### Exercise aim
Search the material below for the word "statement" and copy every line in which it occurs.

Dataset items
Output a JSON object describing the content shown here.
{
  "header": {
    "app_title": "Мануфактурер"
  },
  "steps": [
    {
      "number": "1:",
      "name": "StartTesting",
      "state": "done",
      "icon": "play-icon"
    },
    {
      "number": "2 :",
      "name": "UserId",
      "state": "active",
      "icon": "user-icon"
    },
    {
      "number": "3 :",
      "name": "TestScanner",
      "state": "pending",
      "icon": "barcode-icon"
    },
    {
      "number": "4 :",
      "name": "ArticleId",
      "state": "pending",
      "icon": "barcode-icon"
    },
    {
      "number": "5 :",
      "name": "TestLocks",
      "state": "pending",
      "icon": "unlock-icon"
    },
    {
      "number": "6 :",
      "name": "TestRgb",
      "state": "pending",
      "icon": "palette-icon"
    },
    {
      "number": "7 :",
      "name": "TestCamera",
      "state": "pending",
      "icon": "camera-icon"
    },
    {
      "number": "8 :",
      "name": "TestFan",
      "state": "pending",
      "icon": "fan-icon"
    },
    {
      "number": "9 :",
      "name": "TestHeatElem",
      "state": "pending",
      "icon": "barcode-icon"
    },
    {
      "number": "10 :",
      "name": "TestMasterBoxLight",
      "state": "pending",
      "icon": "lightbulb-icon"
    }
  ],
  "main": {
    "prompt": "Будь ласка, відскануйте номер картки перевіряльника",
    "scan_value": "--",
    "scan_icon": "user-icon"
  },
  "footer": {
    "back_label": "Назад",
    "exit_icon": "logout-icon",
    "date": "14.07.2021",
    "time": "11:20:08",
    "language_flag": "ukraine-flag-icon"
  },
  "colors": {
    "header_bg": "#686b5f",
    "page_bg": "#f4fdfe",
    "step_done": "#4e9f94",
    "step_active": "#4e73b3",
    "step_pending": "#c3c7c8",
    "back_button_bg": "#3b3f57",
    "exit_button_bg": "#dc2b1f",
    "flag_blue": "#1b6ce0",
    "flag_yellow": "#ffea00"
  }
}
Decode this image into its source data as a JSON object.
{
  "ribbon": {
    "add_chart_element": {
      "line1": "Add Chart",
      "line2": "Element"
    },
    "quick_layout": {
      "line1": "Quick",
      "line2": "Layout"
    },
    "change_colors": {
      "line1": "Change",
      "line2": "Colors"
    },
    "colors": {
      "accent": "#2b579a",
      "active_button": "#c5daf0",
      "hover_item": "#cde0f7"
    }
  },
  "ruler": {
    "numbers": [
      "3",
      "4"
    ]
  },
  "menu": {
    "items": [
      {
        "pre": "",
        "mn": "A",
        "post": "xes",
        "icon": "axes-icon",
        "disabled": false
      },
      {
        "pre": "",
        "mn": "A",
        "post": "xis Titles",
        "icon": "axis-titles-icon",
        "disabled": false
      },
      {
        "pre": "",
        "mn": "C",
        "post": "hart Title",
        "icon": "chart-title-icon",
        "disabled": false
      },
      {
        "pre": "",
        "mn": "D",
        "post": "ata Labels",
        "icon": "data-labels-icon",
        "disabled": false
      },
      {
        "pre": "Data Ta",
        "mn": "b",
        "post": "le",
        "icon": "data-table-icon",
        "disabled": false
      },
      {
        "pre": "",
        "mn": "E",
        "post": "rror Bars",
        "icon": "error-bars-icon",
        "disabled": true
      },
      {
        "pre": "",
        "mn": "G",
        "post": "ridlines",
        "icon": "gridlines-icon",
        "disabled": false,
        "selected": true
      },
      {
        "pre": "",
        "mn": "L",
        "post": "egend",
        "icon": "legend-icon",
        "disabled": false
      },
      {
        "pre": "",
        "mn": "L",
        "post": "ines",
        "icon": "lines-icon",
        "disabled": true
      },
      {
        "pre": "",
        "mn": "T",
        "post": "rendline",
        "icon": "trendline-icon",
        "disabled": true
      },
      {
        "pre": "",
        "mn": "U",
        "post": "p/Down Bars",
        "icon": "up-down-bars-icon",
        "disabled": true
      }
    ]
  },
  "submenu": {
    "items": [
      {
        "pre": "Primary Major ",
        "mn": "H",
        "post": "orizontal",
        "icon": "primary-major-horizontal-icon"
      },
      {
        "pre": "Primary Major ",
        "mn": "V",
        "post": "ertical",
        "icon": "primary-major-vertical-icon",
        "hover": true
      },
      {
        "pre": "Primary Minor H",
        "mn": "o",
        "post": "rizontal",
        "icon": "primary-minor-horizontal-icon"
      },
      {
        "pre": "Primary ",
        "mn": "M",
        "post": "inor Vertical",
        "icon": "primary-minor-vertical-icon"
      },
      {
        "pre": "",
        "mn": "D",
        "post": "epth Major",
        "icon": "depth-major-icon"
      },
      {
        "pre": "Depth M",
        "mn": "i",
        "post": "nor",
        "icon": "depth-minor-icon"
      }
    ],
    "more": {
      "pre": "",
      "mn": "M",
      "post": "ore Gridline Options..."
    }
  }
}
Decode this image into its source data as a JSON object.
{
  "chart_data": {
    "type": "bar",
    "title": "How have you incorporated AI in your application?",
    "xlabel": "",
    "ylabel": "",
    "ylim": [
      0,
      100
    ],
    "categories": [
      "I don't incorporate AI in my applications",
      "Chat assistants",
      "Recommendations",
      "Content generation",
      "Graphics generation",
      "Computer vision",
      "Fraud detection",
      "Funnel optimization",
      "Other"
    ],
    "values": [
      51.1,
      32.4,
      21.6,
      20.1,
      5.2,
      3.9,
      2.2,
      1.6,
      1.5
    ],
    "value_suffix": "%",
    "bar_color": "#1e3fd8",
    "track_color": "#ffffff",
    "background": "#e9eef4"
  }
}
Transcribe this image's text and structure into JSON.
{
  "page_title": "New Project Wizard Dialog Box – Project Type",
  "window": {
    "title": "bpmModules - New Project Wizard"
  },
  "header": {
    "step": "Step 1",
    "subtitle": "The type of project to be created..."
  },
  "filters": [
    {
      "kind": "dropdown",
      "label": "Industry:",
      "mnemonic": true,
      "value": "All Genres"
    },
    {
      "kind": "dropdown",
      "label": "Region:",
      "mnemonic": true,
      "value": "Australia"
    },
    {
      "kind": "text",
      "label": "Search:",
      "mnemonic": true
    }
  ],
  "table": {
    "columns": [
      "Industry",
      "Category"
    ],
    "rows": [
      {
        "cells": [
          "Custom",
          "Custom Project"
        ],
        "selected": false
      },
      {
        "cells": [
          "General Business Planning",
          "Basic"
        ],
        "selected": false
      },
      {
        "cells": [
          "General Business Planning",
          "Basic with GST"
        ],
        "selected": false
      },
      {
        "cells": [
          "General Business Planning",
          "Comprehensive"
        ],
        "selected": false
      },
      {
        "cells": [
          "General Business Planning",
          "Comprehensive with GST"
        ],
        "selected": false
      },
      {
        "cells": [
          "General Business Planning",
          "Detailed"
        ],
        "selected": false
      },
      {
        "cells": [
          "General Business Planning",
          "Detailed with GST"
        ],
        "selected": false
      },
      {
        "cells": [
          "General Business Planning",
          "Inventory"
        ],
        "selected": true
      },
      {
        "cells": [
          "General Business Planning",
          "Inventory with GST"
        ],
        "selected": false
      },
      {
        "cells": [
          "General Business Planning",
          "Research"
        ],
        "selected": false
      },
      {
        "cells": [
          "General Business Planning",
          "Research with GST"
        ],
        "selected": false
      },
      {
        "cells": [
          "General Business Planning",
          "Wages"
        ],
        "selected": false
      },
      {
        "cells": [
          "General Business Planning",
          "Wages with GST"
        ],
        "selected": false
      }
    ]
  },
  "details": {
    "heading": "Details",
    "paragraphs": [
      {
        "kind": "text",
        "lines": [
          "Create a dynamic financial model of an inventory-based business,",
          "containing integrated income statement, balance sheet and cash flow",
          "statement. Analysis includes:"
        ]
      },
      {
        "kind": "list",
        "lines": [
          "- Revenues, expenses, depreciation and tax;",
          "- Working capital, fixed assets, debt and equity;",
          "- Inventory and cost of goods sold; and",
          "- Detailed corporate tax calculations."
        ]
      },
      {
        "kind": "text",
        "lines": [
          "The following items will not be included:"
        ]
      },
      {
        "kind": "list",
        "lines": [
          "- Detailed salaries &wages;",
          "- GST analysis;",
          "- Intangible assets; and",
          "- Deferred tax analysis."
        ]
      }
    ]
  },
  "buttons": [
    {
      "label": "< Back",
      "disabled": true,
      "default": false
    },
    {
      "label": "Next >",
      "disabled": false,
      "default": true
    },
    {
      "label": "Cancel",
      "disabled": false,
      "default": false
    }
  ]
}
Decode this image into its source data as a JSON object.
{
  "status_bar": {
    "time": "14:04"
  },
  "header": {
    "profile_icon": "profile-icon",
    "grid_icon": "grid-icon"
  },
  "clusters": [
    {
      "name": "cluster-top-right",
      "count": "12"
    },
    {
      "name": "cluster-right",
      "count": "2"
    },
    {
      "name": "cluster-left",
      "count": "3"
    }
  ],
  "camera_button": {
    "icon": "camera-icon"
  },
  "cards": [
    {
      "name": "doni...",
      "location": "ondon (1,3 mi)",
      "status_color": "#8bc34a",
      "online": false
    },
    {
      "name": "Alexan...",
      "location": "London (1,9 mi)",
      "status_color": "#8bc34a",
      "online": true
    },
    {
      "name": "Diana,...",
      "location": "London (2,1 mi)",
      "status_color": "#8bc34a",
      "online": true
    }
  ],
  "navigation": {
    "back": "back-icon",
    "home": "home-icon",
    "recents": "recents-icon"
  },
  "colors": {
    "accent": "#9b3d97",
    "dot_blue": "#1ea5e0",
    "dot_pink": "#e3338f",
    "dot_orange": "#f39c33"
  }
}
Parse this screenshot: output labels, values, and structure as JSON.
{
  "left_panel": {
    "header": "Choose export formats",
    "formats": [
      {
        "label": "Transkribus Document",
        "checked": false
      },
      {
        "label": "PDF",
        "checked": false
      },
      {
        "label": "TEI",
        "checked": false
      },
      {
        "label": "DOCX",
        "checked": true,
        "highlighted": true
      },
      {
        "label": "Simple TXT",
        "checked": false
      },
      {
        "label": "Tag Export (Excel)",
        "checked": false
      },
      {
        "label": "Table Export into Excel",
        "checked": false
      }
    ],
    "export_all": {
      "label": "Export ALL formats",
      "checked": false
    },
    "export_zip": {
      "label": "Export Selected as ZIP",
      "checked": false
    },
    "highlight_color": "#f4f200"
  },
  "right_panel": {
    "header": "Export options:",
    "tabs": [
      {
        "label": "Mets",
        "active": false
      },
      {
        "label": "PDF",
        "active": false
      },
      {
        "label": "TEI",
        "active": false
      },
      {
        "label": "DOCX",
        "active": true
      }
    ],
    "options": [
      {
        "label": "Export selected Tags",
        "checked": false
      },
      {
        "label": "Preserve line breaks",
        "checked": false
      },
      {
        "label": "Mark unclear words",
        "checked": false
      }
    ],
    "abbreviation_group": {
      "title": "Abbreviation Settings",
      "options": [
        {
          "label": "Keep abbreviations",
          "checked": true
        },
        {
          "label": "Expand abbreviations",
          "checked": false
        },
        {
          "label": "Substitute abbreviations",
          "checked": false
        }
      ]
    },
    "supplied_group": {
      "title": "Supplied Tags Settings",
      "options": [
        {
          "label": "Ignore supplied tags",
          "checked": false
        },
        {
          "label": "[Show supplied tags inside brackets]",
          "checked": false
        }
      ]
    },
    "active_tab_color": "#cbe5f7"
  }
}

### Solution to this task
          "containing integrated income statement, balance sheet and cash flow",
          "statement. Analysis includes:"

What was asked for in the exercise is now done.